> _Exercise_
Pick out the lines below with "JSON" and list them.

> _Extracted data_
┄┄┄┄┄┄┄┄┄┄┄┄┄┄┄┄┄┄┄┄

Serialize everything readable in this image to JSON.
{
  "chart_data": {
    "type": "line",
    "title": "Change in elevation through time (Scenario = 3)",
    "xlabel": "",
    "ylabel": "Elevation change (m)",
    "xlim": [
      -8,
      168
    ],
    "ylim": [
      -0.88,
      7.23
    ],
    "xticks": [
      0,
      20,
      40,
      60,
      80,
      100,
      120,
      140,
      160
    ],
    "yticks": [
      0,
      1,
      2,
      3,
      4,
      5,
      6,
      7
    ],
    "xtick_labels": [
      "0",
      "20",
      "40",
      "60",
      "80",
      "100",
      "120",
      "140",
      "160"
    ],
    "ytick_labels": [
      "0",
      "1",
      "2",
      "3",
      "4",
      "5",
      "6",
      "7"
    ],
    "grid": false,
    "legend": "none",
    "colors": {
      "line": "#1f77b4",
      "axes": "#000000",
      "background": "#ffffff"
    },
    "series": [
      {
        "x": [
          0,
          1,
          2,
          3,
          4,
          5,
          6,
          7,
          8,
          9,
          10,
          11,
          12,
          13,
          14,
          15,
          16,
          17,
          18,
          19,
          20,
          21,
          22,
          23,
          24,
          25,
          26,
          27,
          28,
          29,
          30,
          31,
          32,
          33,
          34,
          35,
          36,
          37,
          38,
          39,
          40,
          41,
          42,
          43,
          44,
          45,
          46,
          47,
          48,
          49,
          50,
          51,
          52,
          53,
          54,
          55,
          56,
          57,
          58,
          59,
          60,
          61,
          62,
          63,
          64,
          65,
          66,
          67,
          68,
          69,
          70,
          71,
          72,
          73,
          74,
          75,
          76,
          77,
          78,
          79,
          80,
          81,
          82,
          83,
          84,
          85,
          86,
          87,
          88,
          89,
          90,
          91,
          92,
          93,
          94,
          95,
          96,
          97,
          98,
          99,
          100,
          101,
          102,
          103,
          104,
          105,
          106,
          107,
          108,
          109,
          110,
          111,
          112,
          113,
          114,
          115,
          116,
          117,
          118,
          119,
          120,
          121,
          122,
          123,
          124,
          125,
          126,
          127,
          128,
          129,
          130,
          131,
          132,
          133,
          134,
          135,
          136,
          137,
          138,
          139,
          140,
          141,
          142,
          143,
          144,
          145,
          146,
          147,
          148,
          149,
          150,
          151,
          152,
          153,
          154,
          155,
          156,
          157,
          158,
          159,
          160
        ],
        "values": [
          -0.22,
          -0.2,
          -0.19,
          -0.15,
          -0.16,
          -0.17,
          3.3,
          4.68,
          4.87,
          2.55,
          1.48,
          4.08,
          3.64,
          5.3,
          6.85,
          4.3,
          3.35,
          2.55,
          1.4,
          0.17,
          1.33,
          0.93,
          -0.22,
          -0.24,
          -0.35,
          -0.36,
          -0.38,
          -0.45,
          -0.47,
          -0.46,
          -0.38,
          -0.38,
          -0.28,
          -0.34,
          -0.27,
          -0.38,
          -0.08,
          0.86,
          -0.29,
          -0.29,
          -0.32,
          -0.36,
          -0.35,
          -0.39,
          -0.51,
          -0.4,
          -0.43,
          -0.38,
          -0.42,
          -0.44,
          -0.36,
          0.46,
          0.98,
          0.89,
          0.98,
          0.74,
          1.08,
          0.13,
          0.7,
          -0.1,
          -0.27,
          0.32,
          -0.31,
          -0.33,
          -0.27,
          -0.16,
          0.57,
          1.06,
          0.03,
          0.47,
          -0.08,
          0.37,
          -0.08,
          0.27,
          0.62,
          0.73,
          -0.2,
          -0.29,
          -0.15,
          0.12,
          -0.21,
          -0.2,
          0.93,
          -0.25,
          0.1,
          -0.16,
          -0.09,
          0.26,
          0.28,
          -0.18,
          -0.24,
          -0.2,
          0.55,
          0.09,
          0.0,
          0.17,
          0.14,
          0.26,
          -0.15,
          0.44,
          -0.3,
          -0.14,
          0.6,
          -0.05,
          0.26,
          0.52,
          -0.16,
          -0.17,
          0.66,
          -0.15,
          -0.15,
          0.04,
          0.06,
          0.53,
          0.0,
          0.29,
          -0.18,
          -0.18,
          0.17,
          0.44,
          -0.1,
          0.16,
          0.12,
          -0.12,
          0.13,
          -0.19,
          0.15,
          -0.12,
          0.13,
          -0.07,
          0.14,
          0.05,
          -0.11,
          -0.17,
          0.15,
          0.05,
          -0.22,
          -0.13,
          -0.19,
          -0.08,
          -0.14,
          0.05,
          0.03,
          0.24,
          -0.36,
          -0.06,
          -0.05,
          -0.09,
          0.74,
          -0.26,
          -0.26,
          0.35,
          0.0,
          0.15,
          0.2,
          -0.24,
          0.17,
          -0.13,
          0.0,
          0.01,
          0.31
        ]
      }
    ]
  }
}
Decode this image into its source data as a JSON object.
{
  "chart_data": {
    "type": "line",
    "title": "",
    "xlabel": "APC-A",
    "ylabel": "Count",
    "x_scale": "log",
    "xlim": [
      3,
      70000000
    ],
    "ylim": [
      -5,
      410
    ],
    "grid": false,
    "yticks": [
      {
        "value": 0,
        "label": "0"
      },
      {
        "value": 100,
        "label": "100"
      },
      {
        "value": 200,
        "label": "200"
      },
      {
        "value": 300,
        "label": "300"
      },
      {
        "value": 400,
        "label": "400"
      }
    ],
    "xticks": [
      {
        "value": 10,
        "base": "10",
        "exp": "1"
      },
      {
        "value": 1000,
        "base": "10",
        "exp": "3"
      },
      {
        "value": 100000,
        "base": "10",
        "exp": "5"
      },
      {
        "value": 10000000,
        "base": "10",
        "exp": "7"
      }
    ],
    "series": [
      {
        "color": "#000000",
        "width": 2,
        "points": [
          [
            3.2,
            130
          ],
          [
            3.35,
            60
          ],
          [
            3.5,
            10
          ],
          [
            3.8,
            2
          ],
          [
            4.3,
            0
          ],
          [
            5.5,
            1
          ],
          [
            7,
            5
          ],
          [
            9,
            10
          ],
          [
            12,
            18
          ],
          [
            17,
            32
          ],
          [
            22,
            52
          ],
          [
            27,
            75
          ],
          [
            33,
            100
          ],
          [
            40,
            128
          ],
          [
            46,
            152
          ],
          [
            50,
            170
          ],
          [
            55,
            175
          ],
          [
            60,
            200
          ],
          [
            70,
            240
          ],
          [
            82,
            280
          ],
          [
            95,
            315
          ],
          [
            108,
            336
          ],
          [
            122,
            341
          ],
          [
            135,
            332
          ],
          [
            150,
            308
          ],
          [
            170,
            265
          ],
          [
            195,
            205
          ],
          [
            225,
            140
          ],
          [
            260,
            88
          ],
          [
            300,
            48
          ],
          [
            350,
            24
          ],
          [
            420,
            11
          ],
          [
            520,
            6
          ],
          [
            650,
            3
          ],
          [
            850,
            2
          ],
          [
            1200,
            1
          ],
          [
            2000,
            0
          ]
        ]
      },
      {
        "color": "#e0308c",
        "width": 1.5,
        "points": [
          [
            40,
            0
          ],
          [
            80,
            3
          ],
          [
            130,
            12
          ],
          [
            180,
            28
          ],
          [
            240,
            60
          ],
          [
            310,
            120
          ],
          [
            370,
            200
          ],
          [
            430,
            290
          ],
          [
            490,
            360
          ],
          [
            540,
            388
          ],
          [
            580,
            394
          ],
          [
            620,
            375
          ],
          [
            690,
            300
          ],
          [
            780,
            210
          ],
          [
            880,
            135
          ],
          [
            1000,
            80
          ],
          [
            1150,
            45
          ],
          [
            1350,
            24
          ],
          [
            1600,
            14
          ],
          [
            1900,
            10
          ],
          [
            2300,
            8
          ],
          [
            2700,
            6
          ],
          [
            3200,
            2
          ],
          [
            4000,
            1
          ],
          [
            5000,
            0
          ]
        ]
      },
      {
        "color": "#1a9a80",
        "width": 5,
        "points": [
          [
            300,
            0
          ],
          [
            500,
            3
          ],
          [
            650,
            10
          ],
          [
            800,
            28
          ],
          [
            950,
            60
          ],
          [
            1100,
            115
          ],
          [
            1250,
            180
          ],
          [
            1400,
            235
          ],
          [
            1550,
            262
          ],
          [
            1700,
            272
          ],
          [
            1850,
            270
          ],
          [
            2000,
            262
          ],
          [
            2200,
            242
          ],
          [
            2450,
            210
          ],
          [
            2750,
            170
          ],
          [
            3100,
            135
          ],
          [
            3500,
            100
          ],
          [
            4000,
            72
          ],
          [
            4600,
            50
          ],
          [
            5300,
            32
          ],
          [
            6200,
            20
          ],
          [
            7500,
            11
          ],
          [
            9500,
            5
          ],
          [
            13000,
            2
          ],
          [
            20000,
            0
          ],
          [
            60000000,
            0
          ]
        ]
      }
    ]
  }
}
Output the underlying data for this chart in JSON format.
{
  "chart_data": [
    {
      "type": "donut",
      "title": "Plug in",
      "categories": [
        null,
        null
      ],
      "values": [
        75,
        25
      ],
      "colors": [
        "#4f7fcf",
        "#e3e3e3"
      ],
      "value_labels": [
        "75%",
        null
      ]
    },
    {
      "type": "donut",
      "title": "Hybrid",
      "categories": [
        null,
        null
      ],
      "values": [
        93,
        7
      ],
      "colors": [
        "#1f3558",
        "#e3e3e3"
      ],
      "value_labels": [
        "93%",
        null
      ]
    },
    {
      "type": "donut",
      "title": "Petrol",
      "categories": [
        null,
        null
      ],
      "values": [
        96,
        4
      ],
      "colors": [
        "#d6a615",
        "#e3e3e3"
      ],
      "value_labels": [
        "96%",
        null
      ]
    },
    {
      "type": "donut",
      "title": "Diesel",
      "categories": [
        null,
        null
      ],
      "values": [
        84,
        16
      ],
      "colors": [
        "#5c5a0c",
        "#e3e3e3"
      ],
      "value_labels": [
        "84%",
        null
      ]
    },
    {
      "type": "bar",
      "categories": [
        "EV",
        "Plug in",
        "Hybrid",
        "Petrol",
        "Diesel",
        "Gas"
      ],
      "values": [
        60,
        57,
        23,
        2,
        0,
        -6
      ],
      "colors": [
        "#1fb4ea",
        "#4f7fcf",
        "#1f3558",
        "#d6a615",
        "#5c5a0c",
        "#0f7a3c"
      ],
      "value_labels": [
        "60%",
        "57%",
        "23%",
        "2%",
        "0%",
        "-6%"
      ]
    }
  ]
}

┄┄┄┄┄┄┄┄┄┄┄┄┄┄┄┄┄┄┄┄

> _Correct answer_
Serialize everything readable in this image to JSON.
Decode this image into its source data as a JSON object.
Output the underlying data for this chart in JSON format.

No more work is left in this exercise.